#### WORK REQUIRED
The records below must be transcribed exactly. Do not include the pictures.

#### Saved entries
####################
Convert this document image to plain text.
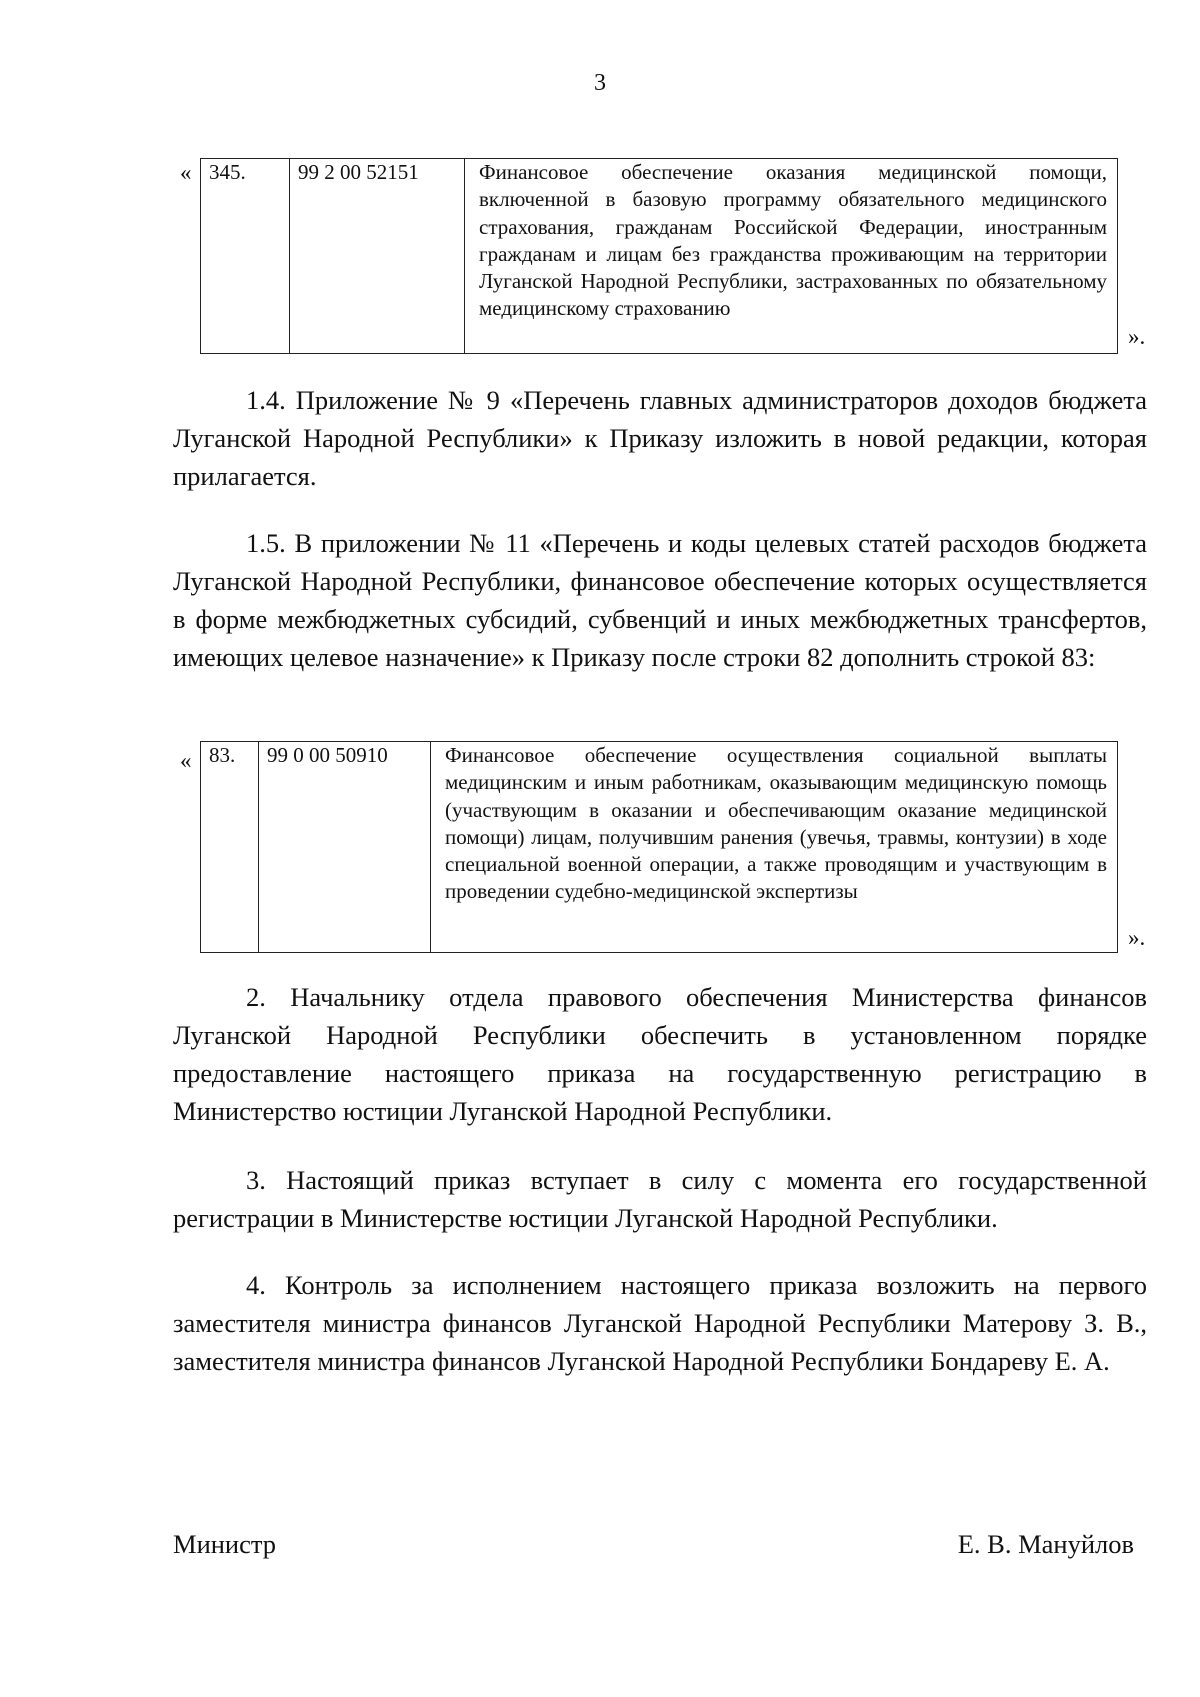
3
« 345.	99 2 00 52151	Финансовое обеспечение оказания медицинской помощи, включенной в базовую программу обязательного медицинского страхования, гражданам Российской Федерации, иностранным гражданам и лицам без гражданства проживающим на территории Луганской Народной Республики, застрахованных по обязательному медицинскому страхованию
».
1.4. Приложение № 9 «Перечень главных администраторов доходов бюджета Луганской Народной Республики» к Приказу изложить в новой редакции, которая прилагается.
1.5. В приложении № 11 «Перечень и коды целевых статей расходов бюджета Луганской Народной Республики, финансовое обеспечение которых осуществляется в форме межбюджетных субсидий, субвенций и иных межбюджетных трансфертов, имеющих целевое назначение» к Приказу после строки 82 дополнить строкой 83:
« 83.	99 0 00 50910	Финансовое обеспечение осуществления социальной выплаты медицинским и иным работникам, оказывающим медицинскую помощь (участвующим в оказании и обеспечивающим оказание медицинской помощи) лицам, получившим ранения (увечья, травмы, контузии) в ходе специальной военной операции, а также проводящим и участвующим в проведении судебно-медицинской экспертизы
».
2. Начальнику отдела правового обеспечения Министерства финансов Луганской Народной Республики обеспечить в установленном порядке предоставление настоящего приказа на государственную регистрацию в Министерство юстиции Луганской Народной Республики.
3. Настоящий приказ вступает в силу с момента его государственной регистрации в Министерстве юстиции Луганской Народной Республики.
4. Контроль за исполнением настоящего приказа возложить на первого заместителя министра финансов Луганской Народной Республики Матерову З. В., заместителя министра финансов Луганской Народной Республики Бондареву Е. А.
Министр	Е. В. Мануйлов
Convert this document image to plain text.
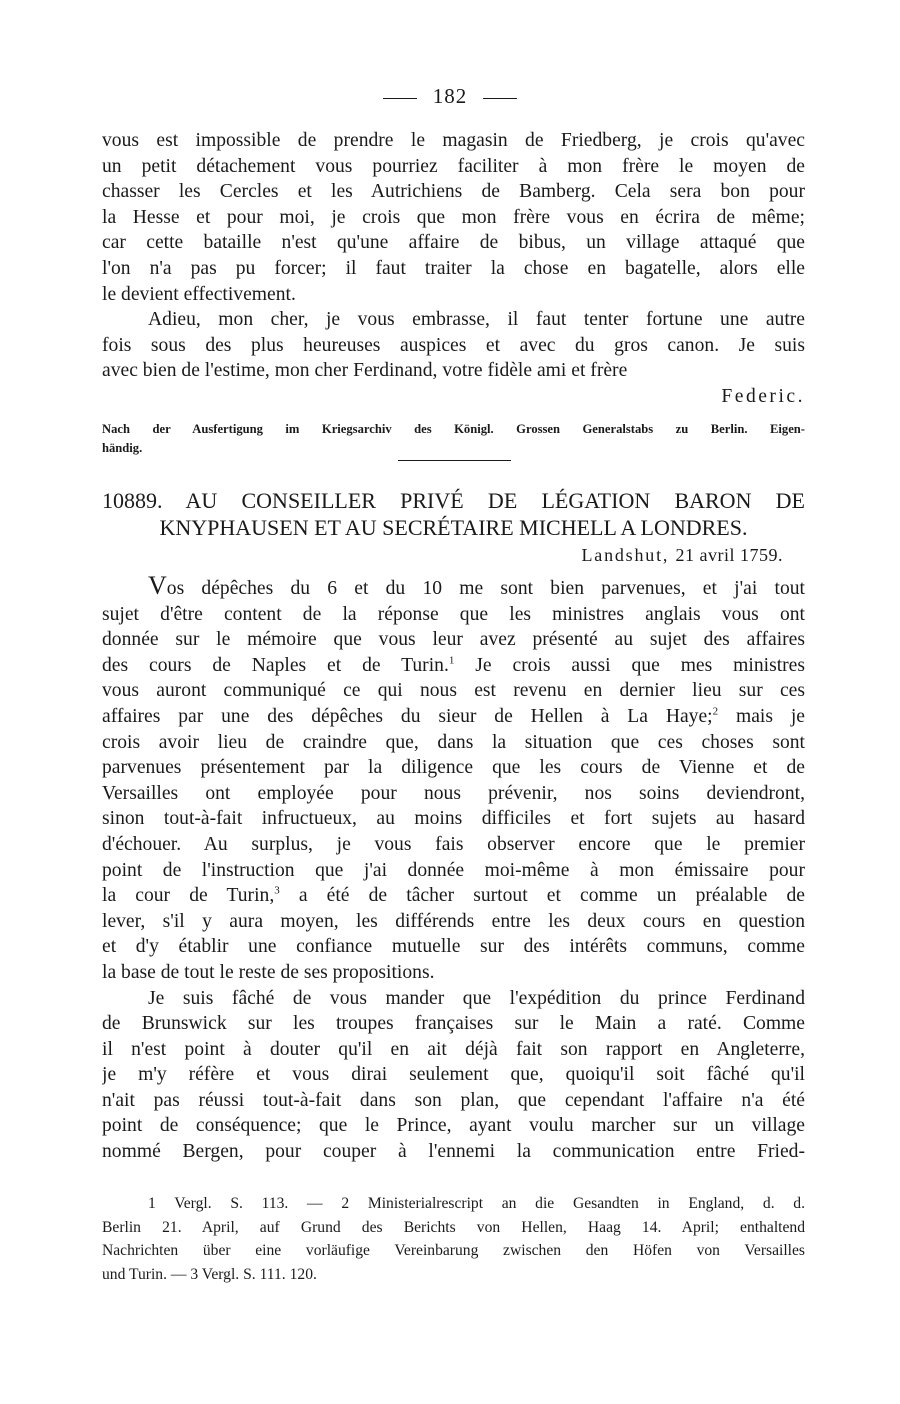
182
vous est impossible de prendre le magasin de Friedberg, je crois qu'avec
un petit détachement vous pourriez faciliter à mon frère le moyen de
chasser les Cercles et les Autrichiens de Bamberg. Cela sera bon pour
la Hesse et pour moi, je crois que mon frère vous en écrira de même;
car cette bataille n'est qu'une affaire de bibus, un village attaqué que
l'on n'a pas pu forcer; il faut traiter la chose en bagatelle, alors elle
le devient effectivement.
Adieu, mon cher, je vous embrasse, il faut tenter fortune une autre
fois sous des plus heureuses auspices et avec du gros canon. Je suis
avec bien de l'estime, mon cher Ferdinand, votre fidèle ami et frère
Federic.
Nach der Ausfertigung im Kriegsarchiv des Königl. Grossen Generalstabs zu Berlin. Eigen-
händig.
10889. AU CONSEILLER PRIVÉ DE LÉGATION BARON DE
KNYPHAUSEN ET AU SECRÉTAIRE MICHELL A LONDRES.
Landshut, 21 avril 1759.
Vos dépêches du 6 et du 10 me sont bien parvenues, et j'ai tout
sujet d'être content de la réponse que les ministres anglais vous ont
donnée sur le mémoire que vous leur avez présenté au sujet des affaires
des cours de Naples et de Turin.$^1$ Je crois aussi que mes ministres
vous auront communiqué ce qui nous est revenu en dernier lieu sur ces
affaires par une des dépêches du sieur de Hellen à La Haye;$^2$ mais je
crois avoir lieu de craindre que, dans la situation que ces choses sont
parvenues présentement par la diligence que les cours de Vienne et de
Versailles ont employée pour nous prévenir, nos soins deviendront,
sinon tout-à-fait infructueux, au moins difficiles et fort sujets au hasard
d'échouer. Au surplus, je vous fais observer encore que le premier
point de l'instruction que j'ai donnée moi-même à mon émissaire pour
la cour de Turin,$^3$ a été de tâcher surtout et comme un préalable de
lever, s'il y aura moyen, les différends entre les deux cours en question
et d'y établir une confiance mutuelle sur des intérêts communs, comme
la base de tout le reste de ses propositions.
Je suis fâché de vous mander que l'expédition du prince Ferdinand
de Brunswick sur les troupes françaises sur le Main a raté. Comme
il n'est point à douter qu'il en ait déjà fait son rapport en Angleterre,
je m'y réfère et vous dirai seulement que, quoiqu'il soit fâché qu'il
n'ait pas réussi tout-à-fait dans son plan, que cependant l'affaire n'a été
point de conséquence; que le Prince, ayant voulu marcher sur un village
nommé Bergen, pour couper à l'ennemi la communication entre Fried-
1 Vergl. S. 113. — 2 Ministerialrescript an die Gesandten in England, d. d.
Berlin 21. April, auf Grund des Berichts von Hellen, Haag 14. April; enthaltend
Nachrichten über eine vorläufige Vereinbarung zwischen den Höfen von Versailles
und Turin. — 3 Vergl. S. 111. 120.
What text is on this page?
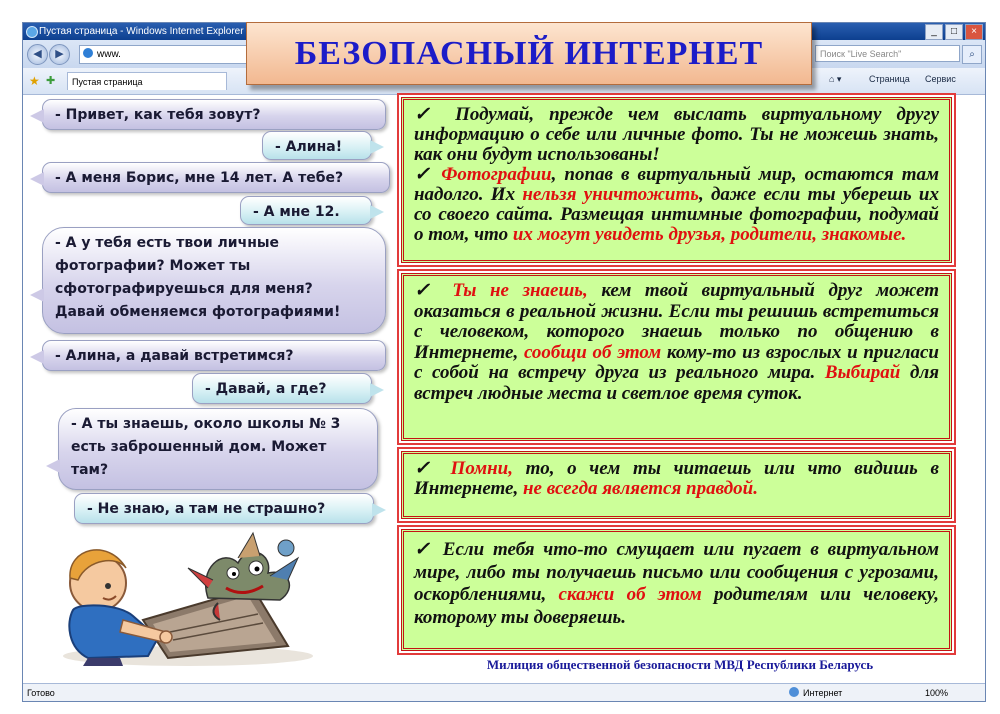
Пустая страница - Windows Internet Explorer	_	□	×
◀	▶	www.	Поиск "Live Search"	⌕
★ ✚	Пустая страница	⌂ ▾	Страница Сервис
Готово	Интернет	100%
БЕЗОПАСНЫЙ ИНТЕРНЕТ
- Привет, как тебя зовут?
- Алина!
- А меня Борис, мне 14 лет. А тебе?
- А мне 12.
- А у тебя есть твои личные
фотографии? Может ты
сфотографируешься для меня?
Давай обменяемся фотографиями!
- Алина, а давай встретимся?
- Давай, а где?
- А ты знаешь, около школы № 3
есть заброшенный дом. Может
там?
- Не знаю, а там не страшно?
✓ Подумай, прежде чем выслать виртуальному другу информацию о себе или личные фото. Ты не можешь знать, как они будут использованы!
✓ Фотографии, попав в виртуальный мир, остаются там надолго. Их нельзя уничтожить, даже если ты уберешь их со своего сайта. Размещая интимные фотографии, подумай о том, что их могут увидеть друзья, родители, знакомые.
✓ Ты не знаешь, кем твой виртуальный друг может оказаться в реальной жизни. Если ты решишь встретиться с человеком, которого знаешь только по общению в Интернете, сообщи об этом кому-то из взрослых и пригласи с собой на встречу друга из реального мира. Выбирай для встреч людные места и светлое время суток.
✓ Помни, то, о чем ты читаешь или что видишь в Интернете, не всегда является правдой.
✓ Если тебя что-то смущает или пугает в виртуальном мире, либо ты получаешь письмо или сообщения с угрозами, оскорблениями, скажи об этом родителям или человеку, которому ты доверяешь.
Милиция общественной безопасности МВД Республики Беларусь
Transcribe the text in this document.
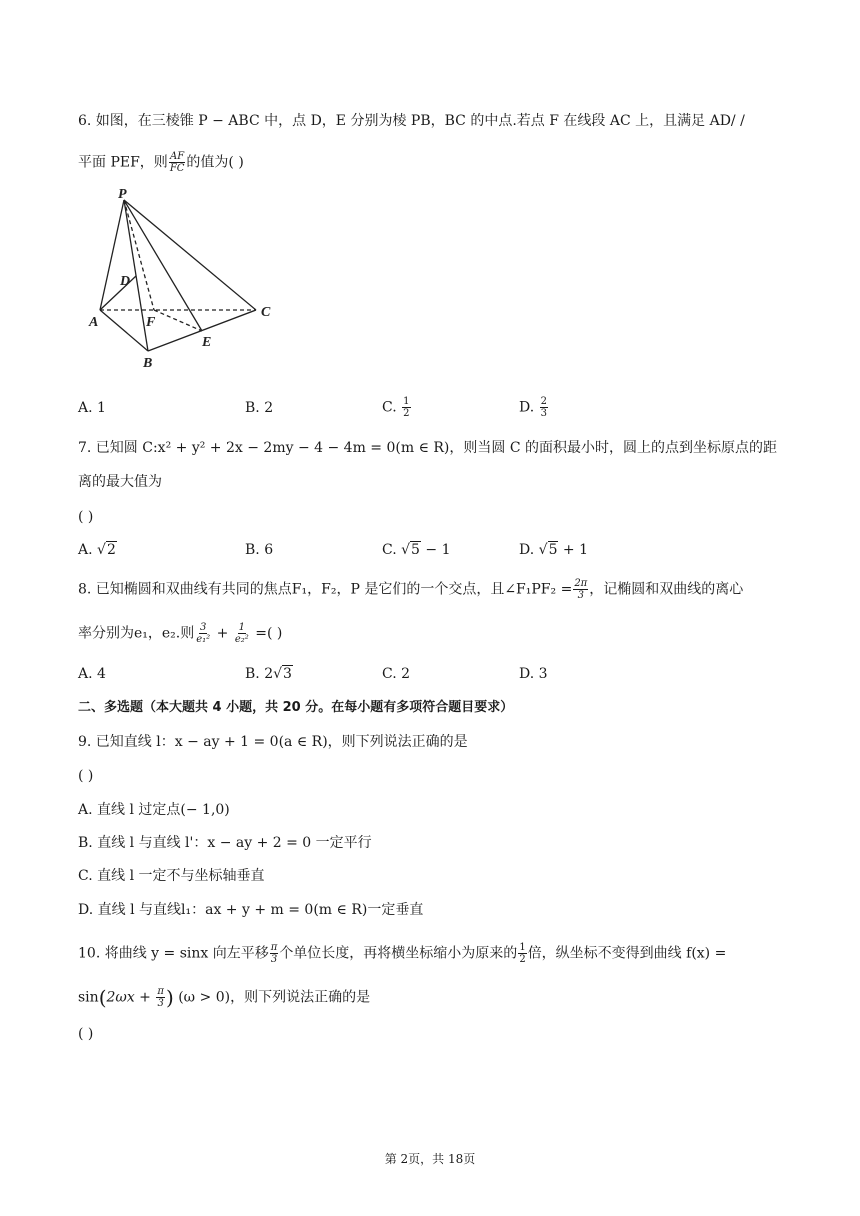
6. 如图，在三棱锥 P − ABC 中，点 D，E 分别为棱 PB，BC 的中点.若点 F 在线段 AC 上，且满足 AD/ /
平面 PEF，则 $\frac{AF}{FC}$ 的值为( )
P
D
A	F
C
E
B
A. 1	B. 2	C. $\frac{1}{2}$	D. $\frac{2}{3}$
7. 已知圆 C:x² + y² + 2x − 2my − 4 − 4m = 0(m ∈ R)，则当圆 C 的面积最小时，圆上的点到坐标原点的距
离的最大值为
( )
A. √2	B. 6	C. √5 − 1	D. √5 + 1
8. 已知椭圆和双曲线有共同的焦点F₁，F₂，P 是它们的一个交点，且∠F₁PF₂ = $\frac{2\pi}{3}$ ，记椭圆和双曲线的离心
率分别为e₁，e₂.则 $\frac{3}{\text{e₁²}} + \frac{1}{\text{e₂²}}$ =( )
A. 4	B. 2√3	C. 2	D. 3
二、多选题（本大题共 4 小题，共 20 分。在每小题有多项符合题目要求）
9. 已知直线 l：x − ay + 1 = 0(a ∈ R)，则下列说法正确的是
( )
A. 直线 l 过定点(− 1,0)
B. 直线 l 与直线 l'：x − ay + 2 = 0 一定平行
C. 直线 l 一定不与坐标轴垂直
D. 直线 l 与直线l₁：ax + y + m = 0(m ∈ R)一定垂直
10. 将曲线 y = sinx 向左平移 $\frac{\pi}{3}$ 个单位长度，再将横坐标缩小为原来的 $\frac{1}{2}$ 倍，纵坐标不变得到曲线 f(x) =
$\sin(2\omega x + \frac{\pi}{3}$ ) (ω > 0)，则下列说法正确的是
( )
第 2页，共 18页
####################
#### CORRECT RESULT
Convert this document image to plain text.
3
« 345.	99 2 00 52151	Финансовое обеспечение оказания медицинской помощи, включенной в базовую программу обязательного медицинского страхования, гражданам Российской Федерации, иностранным гражданам и лицам без гражданства проживающим на территории Луганской Народной Республики, застрахованных по обязательному медицинскому страхованию
».
1.4. Приложение № 9 «Перечень главных администраторов доходов бюджета Луганской Народной Республики» к Приказу изложить в новой редакции, которая прилагается.
1.5. В приложении № 11 «Перечень и коды целевых статей расходов бюджета Луганской Народной Республики, финансовое обеспечение которых осуществляется в форме межбюджетных субсидий, субвенций и иных межбюджетных трансфертов, имеющих целевое назначение» к Приказу после строки 82 дополнить строкой 83:
« 83.	99 0 00 50910	Финансовое обеспечение осуществления социальной выплаты медицинским и иным работникам, оказывающим медицинскую помощь (участвующим в оказании и обеспечивающим оказание медицинской помощи) лицам, получившим ранения (увечья, травмы, контузии) в ходе специальной военной операции, а также проводящим и участвующим в проведении судебно-медицинской экспертизы
».
2. Начальнику отдела правового обеспечения Министерства финансов Луганской Народной Республики обеспечить в установленном порядке предоставление настоящего приказа на государственную регистрацию в Министерство юстиции Луганской Народной Республики.
3. Настоящий приказ вступает в силу с момента его государственной регистрации в Министерстве юстиции Луганской Народной Республики.
4. Контроль за исполнением настоящего приказа возложить на первого заместителя министра финансов Луганской Народной Республики Матерову З. В., заместителя министра финансов Луганской Народной Республики Бондареву Е. А.
Министр	Е. В. Мануйлов
Convert this document image to plain text.
182
vous est impossible de prendre le magasin de Friedberg, je crois qu'avec
un petit détachement vous pourriez faciliter à mon frère le moyen de
chasser les Cercles et les Autrichiens de Bamberg. Cela sera bon pour
la Hesse et pour moi, je crois que mon frère vous en écrira de même;
car cette bataille n'est qu'une affaire de bibus, un village attaqué que
l'on n'a pas pu forcer; il faut traiter la chose en bagatelle, alors elle
le devient effectivement.
Adieu, mon cher, je vous embrasse, il faut tenter fortune une autre
fois sous des plus heureuses auspices et avec du gros canon. Je suis
avec bien de l'estime, mon cher Ferdinand, votre fidèle ami et frère
Federic.
Nach der Ausfertigung im Kriegsarchiv des Königl. Grossen Generalstabs zu Berlin. Eigen-
händig.
10889. AU CONSEILLER PRIVÉ DE LÉGATION BARON DE
KNYPHAUSEN ET AU SECRÉTAIRE MICHELL A LONDRES.
Landshut, 21 avril 1759.
Vos dépêches du 6 et du 10 me sont bien parvenues, et j'ai tout
sujet d'être content de la réponse que les ministres anglais vous ont
donnée sur le mémoire que vous leur avez présenté au sujet des affaires
des cours de Naples et de Turin.$^1$ Je crois aussi que mes ministres
vous auront communiqué ce qui nous est revenu en dernier lieu sur ces
affaires par une des dépêches du sieur de Hellen à La Haye;$^2$ mais je
crois avoir lieu de craindre que, dans la situation que ces choses sont
parvenues présentement par la diligence que les cours de Vienne et de
Versailles ont employée pour nous prévenir, nos soins deviendront,
sinon tout-à-fait infructueux, au moins difficiles et fort sujets au hasard
d'échouer. Au surplus, je vous fais observer encore que le premier
point de l'instruction que j'ai donnée moi-même à mon émissaire pour
la cour de Turin,$^3$ a été de tâcher surtout et comme un préalable de
lever, s'il y aura moyen, les différends entre les deux cours en question
et d'y établir une confiance mutuelle sur des intérêts communs, comme
la base de tout le reste de ses propositions.
Je suis fâché de vous mander que l'expédition du prince Ferdinand
de Brunswick sur les troupes françaises sur le Main a raté. Comme
il n'est point à douter qu'il en ait déjà fait son rapport en Angleterre,
je m'y réfère et vous dirai seulement que, quoiqu'il soit fâché qu'il
n'ait pas réussi tout-à-fait dans son plan, que cependant l'affaire n'a été
point de conséquence; que le Prince, ayant voulu marcher sur un village
nommé Bergen, pour couper à l'ennemi la communication entre Fried-
1 Vergl. S. 113. — 2 Ministerialrescript an die Gesandten in England, d. d.
Berlin 21. April, auf Grund des Berichts von Hellen, Haag 14. April; enthaltend
Nachrichten über eine vorläufige Vereinbarung zwischen den Höfen von Versailles
und Turin. — 3 Vergl. S. 111. 120.
What text is on this page?
Пустая страница - Windows Internet Explorer	_	□	×
◀	▶	www.	Поиск "Live Search"	⌕
★ ✚	Пустая страница	⌂ ▾	Страница Сервис
Готово	Интернет	100%
БЕЗОПАСНЫЙ ИНТЕРНЕТ
- Привет, как тебя зовут?
- Алина!
- А меня Борис, мне 14 лет. А тебе?
- А мне 12.
- А у тебя есть твои личные
фотографии? Может ты
сфотографируешься для меня?
Давай обменяемся фотографиями!
- Алина, а давай встретимся?
- Давай, а где?
- А ты знаешь, около школы № 3
есть заброшенный дом. Может
там?
- Не знаю, а там не страшно?
✓ Подумай, прежде чем выслать виртуальному другу информацию о себе или личные фото. Ты не можешь знать, как они будут использованы!
✓ Фотографии, попав в виртуальный мир, остаются там надолго. Их нельзя уничтожить, даже если ты уберешь их со своего сайта. Размещая интимные фотографии, подумай о том, что их могут увидеть друзья, родители, знакомые.
✓ Ты не знаешь, кем твой виртуальный друг может оказаться в реальной жизни. Если ты решишь встретиться с человеком, которого знаешь только по общению в Интернете, сообщи об этом кому-то из взрослых и пригласи с собой на встречу друга из реального мира. Выбирай для встреч людные места и светлое время суток.
✓ Помни, то, о чем ты читаешь или что видишь в Интернете, не всегда является правдой.
✓ Если тебя что-то смущает или пугает в виртуальном мире, либо ты получаешь письмо или сообщения с угрозами, оскорблениями, скажи об этом родителям или человеку, которому ты доверяешь.
Милиция общественной безопасности МВД Республики Беларусь
Transcribe the text in this document.
6. 如图，在三棱锥 P − ABC 中，点 D，E 分别为棱 PB，BC 的中点.若点 F 在线段 AC 上，且满足 AD/ /
平面 PEF，则 $\frac{AF}{FC}$ 的值为( )
P
D
A	F
C
E
B
A. 1	B. 2	C. $\frac{1}{2}$	D. $\frac{2}{3}$
7. 已知圆 C:x² + y² + 2x − 2my − 4 − 4m = 0(m ∈ R)，则当圆 C 的面积最小时，圆上的点到坐标原点的距
离的最大值为
( )
A. √2	B. 6	C. √5 − 1	D. √5 + 1
8. 已知椭圆和双曲线有共同的焦点F₁，F₂，P 是它们的一个交点，且∠F₁PF₂ = $\frac{2\pi}{3}$ ，记椭圆和双曲线的离心
率分别为e₁，e₂.则 $\frac{3}{\text{e₁²}} + \frac{1}{\text{e₂²}}$ =( )
A. 4	B. 2√3	C. 2	D. 3
二、多选题（本大题共 4 小题，共 20 分。在每小题有多项符合题目要求）
9. 已知直线 l：x − ay + 1 = 0(a ∈ R)，则下列说法正确的是
( )
A. 直线 l 过定点(− 1,0)
B. 直线 l 与直线 l'：x − ay + 2 = 0 一定平行
C. 直线 l 一定不与坐标轴垂直
D. 直线 l 与直线l₁：ax + y + m = 0(m ∈ R)一定垂直
10. 将曲线 y = sinx 向左平移 $\frac{\pi}{3}$ 个单位长度，再将横坐标缩小为原来的 $\frac{1}{2}$ 倍，纵坐标不变得到曲线 f(x) =
$\sin(2\omega x + \frac{\pi}{3}$ ) (ω > 0)，则下列说法正确的是
( )
第 2页，共 18页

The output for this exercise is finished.